▶ [Work required]: Give every entry again, word for word and in full.

---------- Provided data

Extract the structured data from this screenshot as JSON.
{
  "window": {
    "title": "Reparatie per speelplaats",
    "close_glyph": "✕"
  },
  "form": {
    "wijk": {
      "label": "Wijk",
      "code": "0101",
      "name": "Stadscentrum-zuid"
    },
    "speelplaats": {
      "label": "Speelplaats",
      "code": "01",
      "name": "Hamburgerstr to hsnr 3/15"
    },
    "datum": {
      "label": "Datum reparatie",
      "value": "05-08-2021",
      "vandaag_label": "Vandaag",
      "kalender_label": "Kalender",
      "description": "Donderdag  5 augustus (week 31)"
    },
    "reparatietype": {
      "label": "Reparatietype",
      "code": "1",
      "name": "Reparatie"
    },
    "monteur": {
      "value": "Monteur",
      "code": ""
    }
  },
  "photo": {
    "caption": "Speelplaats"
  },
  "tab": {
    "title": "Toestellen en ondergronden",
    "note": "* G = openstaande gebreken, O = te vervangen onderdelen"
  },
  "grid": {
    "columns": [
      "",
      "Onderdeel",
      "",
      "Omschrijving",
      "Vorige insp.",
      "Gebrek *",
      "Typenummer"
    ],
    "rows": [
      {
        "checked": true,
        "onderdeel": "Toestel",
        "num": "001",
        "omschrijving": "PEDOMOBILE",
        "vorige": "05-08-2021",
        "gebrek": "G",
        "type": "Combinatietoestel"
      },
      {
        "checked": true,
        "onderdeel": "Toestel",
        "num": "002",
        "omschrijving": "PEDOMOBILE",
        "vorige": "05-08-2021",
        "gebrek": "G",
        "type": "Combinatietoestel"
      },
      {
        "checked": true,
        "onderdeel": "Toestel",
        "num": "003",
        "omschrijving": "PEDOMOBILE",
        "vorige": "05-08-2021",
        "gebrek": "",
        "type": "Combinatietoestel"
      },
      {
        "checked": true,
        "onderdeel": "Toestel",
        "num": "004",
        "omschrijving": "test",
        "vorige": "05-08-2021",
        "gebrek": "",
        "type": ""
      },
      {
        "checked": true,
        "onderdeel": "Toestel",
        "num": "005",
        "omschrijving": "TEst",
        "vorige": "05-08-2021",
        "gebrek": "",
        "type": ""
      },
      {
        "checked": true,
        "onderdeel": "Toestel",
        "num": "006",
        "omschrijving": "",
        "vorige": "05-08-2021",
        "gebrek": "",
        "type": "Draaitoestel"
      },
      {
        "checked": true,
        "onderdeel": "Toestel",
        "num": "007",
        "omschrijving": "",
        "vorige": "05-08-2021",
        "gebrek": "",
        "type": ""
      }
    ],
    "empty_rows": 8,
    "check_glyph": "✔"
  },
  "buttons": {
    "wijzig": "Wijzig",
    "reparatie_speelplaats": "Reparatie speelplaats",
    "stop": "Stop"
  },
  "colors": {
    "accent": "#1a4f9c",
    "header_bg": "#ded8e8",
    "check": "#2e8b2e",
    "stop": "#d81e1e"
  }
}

--------------------

▶ [Final result]:
Extract the structured data from this screenshot as JSON.
{
  "window": {
    "title": "Reparatie per speelplaats",
    "close_glyph": "✕"
  },
  "form": {
    "wijk": {
      "label": "Wijk",
      "code": "0101",
      "name": "Stadscentrum-zuid"
    },
    "speelplaats": {
      "label": "Speelplaats",
      "code": "01",
      "name": "Hamburgerstr to hsnr 3/15"
    },
    "datum": {
      "label": "Datum reparatie",
      "value": "05-08-2021",
      "vandaag_label": "Vandaag",
      "kalender_label": "Kalender",
      "description": "Donderdag  5 augustus (week 31)"
    },
    "reparatietype": {
      "label": "Reparatietype",
      "code": "1",
      "name": "Reparatie"
    },
    "monteur": {
      "value": "Monteur",
      "code": ""
    }
  },
  "photo": {
    "caption": "Speelplaats"
  },
  "tab": {
    "title": "Toestellen en ondergronden",
    "note": "* G = openstaande gebreken, O = te vervangen onderdelen"
  },
  "grid": {
    "columns": [
      "",
      "Onderdeel",
      "",
      "Omschrijving",
      "Vorige insp.",
      "Gebrek *",
      "Typenummer"
    ],
    "rows": [
      {
        "checked": true,
        "onderdeel": "Toestel",
        "num": "001",
        "omschrijving": "PEDOMOBILE",
        "vorige": "05-08-2021",
        "gebrek": "G",
        "type": "Combinatietoestel"
      },
      {
        "checked": true,
        "onderdeel": "Toestel",
        "num": "002",
        "omschrijving": "PEDOMOBILE",
        "vorige": "05-08-2021",
        "gebrek": "G",
        "type": "Combinatietoestel"
      },
      {
        "checked": true,
        "onderdeel": "Toestel",
        "num": "003",
        "omschrijving": "PEDOMOBILE",
        "vorige": "05-08-2021",
        "gebrek": "",
        "type": "Combinatietoestel"
      },
      {
        "checked": true,
        "onderdeel": "Toestel",
        "num": "004",
        "omschrijving": "test",
        "vorige": "05-08-2021",
        "gebrek": "",
        "type": ""
      },
      {
        "checked": true,
        "onderdeel": "Toestel",
        "num": "005",
        "omschrijving": "TEst",
        "vorige": "05-08-2021",
        "gebrek": "",
        "type": ""
      },
      {
        "checked": true,
        "onderdeel": "Toestel",
        "num": "006",
        "omschrijving": "",
        "vorige": "05-08-2021",
        "gebrek": "",
        "type": "Draaitoestel"
      },
      {
        "checked": true,
        "onderdeel": "Toestel",
        "num": "007",
        "omschrijving": "",
        "vorige": "05-08-2021",
        "gebrek": "",
        "type": ""
      }
    ],
    "empty_rows": 8,
    "check_glyph": "✔"
  },
  "buttons": {
    "wijzig": "Wijzig",
    "reparatie_speelplaats": "Reparatie speelplaats",
    "stop": "Stop"
  },
  "colors": {
    "accent": "#1a4f9c",
    "header_bg": "#ded8e8",
    "check": "#2e8b2e",
    "stop": "#d81e1e"
  }
}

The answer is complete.